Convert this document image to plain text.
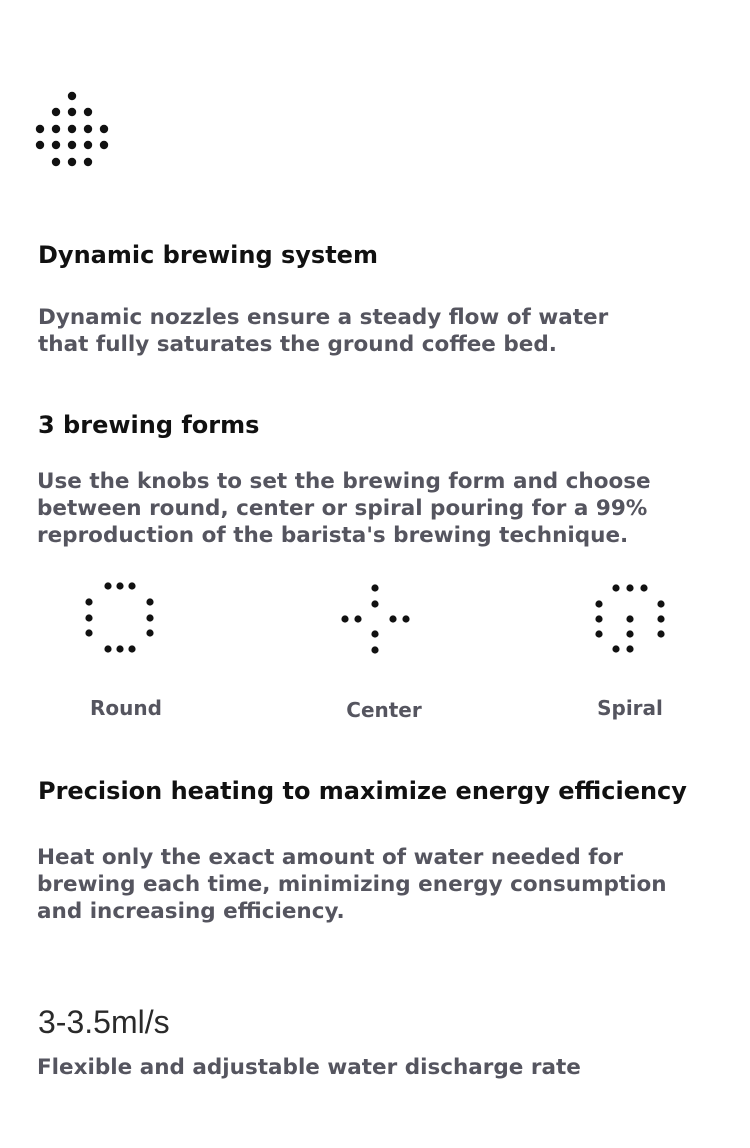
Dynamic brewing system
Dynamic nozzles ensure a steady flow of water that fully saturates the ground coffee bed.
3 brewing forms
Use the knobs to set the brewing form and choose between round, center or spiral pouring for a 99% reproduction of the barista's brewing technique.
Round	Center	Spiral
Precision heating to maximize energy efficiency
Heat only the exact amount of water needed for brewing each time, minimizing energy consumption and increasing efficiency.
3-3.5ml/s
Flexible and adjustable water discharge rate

::::::

▶ **Set exercise**
Extract every line of the data exactly; pictures stay out.

▶ **Reply to the task**
Convert this document image to plain text.
Dynamic brewing system
Dynamic nozzles ensure a steady flow of water that fully saturates the ground coffee bed.
3 brewing forms
Use the knobs to set the brewing form and choose between round, center or spiral pouring for a 99% reproduction of the barista's brewing technique.
Round	Center	Spiral
Precision heating to maximize energy efficiency
Heat only the exact amount of water needed for brewing each time, minimizing energy consumption and increasing efficiency.
3-3.5ml/s
Flexible and adjustable water discharge rate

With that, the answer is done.